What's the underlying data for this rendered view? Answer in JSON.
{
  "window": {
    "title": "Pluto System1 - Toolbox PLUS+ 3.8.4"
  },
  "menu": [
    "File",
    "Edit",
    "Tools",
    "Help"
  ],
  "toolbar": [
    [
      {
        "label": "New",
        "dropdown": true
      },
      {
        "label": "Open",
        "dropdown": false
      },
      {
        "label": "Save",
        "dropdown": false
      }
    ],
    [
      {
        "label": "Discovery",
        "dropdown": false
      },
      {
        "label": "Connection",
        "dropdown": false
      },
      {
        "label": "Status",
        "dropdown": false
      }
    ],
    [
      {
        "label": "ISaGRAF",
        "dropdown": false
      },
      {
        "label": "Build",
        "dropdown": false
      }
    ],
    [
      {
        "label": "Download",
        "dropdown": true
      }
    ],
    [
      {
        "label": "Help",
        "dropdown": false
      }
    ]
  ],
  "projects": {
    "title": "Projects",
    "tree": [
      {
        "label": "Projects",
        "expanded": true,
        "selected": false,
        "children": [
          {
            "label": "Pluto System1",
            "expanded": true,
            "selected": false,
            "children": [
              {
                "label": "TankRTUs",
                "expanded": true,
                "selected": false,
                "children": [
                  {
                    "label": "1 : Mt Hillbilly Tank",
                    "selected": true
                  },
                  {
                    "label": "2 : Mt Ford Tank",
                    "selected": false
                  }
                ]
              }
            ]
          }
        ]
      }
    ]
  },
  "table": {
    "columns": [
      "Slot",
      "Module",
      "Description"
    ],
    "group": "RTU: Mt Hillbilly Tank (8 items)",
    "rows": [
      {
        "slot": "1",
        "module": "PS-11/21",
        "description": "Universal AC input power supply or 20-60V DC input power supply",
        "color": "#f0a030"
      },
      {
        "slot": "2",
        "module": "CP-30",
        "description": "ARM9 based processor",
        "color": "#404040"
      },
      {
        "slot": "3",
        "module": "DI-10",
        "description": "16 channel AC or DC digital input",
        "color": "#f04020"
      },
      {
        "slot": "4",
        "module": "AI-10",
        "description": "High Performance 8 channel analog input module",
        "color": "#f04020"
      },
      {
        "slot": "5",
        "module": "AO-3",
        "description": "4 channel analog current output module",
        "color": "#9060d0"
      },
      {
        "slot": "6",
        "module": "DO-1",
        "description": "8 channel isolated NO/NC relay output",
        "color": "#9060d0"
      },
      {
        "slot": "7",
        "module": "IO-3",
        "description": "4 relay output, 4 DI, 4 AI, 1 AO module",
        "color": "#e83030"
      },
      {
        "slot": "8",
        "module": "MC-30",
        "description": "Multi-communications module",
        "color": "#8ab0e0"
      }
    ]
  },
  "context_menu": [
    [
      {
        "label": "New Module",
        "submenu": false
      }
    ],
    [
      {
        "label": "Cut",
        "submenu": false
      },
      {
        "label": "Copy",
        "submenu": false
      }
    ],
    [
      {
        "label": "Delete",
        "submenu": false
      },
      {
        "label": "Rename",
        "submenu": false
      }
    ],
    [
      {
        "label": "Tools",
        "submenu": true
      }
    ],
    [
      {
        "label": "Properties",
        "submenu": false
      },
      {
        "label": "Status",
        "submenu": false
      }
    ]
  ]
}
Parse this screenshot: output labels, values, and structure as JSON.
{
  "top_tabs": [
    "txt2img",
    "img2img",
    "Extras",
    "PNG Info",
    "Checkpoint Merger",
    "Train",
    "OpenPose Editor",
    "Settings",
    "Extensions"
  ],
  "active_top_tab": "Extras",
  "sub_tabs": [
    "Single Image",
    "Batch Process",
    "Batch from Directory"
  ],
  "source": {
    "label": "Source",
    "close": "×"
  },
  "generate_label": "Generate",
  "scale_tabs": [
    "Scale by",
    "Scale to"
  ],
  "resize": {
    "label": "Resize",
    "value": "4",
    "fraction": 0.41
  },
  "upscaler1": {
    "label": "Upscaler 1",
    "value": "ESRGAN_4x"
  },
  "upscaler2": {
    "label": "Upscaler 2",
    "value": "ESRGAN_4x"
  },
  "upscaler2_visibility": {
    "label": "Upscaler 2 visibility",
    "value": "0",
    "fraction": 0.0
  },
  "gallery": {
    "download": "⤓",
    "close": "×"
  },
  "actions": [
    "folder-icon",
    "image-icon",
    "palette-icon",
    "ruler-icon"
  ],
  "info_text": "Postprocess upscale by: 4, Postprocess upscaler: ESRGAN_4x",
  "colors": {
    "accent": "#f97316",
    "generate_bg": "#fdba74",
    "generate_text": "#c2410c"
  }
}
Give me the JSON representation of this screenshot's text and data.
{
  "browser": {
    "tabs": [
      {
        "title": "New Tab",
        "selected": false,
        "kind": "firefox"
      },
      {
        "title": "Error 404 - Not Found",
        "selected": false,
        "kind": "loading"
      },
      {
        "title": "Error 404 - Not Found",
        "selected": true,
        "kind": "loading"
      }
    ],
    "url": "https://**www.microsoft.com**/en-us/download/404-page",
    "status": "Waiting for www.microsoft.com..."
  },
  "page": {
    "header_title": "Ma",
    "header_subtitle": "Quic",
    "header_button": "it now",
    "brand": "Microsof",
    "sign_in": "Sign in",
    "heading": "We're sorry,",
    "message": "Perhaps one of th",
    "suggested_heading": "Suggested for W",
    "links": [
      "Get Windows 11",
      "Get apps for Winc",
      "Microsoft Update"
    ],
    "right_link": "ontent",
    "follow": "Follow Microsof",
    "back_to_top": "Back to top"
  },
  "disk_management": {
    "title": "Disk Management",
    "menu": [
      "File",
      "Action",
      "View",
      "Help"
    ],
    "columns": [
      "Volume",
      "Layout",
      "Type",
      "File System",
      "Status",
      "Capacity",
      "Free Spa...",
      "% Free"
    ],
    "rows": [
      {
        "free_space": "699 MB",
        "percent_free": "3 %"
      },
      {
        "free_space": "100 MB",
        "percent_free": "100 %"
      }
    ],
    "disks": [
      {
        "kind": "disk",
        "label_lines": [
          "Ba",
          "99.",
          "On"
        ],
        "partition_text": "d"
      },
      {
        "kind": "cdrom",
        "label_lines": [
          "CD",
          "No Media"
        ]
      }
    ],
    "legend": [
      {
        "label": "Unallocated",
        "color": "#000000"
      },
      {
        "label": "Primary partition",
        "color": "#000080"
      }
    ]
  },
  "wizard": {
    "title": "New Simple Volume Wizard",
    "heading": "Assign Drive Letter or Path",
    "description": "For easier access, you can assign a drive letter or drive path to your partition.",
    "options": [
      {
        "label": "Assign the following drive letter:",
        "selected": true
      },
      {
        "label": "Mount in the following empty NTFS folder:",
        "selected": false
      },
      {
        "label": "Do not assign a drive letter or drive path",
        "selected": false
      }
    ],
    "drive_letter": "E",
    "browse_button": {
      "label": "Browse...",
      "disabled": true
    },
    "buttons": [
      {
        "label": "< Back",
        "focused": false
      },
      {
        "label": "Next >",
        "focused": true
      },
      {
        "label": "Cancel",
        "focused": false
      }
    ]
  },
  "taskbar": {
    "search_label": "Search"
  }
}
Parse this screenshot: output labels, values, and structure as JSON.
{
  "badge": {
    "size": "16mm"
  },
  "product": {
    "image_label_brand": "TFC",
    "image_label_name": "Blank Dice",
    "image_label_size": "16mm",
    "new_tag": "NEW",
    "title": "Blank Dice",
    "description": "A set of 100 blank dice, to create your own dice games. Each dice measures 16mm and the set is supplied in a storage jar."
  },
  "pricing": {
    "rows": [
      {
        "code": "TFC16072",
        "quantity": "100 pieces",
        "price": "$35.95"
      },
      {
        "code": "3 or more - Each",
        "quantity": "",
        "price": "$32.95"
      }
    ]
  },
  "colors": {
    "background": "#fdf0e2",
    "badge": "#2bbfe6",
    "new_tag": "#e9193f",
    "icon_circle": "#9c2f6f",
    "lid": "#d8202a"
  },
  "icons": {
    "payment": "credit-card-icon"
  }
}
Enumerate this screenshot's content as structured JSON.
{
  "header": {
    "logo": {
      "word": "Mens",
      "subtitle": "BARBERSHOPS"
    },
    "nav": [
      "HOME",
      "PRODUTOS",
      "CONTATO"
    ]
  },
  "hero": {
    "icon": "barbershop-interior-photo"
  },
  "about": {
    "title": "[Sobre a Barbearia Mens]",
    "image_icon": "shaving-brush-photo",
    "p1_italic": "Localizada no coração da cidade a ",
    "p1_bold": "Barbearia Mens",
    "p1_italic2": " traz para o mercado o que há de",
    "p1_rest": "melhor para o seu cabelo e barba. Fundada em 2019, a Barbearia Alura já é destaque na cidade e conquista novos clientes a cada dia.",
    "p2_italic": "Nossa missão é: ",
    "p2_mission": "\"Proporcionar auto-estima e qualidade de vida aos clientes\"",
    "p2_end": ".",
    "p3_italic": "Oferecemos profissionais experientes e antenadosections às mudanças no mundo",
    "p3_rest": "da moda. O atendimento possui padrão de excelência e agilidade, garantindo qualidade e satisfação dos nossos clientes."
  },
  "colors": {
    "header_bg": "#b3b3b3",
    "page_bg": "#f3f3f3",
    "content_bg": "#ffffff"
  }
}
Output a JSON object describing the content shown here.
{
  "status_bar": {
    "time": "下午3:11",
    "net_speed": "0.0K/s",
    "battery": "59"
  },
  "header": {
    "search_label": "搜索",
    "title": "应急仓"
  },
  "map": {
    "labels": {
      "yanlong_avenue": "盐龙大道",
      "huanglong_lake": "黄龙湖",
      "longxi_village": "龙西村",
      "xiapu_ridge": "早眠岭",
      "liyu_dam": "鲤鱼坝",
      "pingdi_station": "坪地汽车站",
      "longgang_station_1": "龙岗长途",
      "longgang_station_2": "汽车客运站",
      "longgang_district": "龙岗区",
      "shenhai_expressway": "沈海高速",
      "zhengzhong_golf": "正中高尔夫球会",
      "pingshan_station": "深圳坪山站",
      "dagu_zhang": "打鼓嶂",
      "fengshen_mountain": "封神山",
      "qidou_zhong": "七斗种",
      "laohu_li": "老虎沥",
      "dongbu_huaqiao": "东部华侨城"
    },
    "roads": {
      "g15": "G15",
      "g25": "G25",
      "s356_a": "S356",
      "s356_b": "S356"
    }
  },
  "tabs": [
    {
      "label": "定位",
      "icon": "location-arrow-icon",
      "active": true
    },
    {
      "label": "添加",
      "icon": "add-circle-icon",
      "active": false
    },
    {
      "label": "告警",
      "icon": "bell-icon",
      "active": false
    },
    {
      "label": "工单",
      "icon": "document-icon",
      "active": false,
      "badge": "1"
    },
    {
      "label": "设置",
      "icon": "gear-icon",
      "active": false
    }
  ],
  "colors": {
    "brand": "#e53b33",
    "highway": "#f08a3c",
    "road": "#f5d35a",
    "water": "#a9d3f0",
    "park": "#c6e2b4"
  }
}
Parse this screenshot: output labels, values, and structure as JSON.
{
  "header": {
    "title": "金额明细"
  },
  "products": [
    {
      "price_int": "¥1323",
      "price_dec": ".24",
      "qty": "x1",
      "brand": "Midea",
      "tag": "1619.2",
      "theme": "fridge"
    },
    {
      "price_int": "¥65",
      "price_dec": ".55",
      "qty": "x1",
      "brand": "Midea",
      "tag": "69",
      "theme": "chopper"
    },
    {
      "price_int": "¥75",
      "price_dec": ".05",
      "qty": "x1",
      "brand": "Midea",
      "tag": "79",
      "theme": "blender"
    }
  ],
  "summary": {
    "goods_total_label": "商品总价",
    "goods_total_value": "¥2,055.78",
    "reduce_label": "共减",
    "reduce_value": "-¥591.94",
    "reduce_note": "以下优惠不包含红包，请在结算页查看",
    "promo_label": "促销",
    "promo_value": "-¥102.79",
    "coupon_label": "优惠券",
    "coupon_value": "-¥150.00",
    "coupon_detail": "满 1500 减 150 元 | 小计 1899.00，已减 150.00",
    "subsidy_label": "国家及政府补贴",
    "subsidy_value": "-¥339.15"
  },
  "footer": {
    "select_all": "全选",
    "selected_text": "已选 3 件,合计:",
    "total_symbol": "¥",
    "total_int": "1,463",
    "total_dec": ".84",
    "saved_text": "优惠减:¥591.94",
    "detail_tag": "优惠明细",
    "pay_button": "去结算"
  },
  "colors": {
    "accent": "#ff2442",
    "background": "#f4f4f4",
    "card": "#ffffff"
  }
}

----

State the count of lines that contain the string "input". Nothing else is needed.

3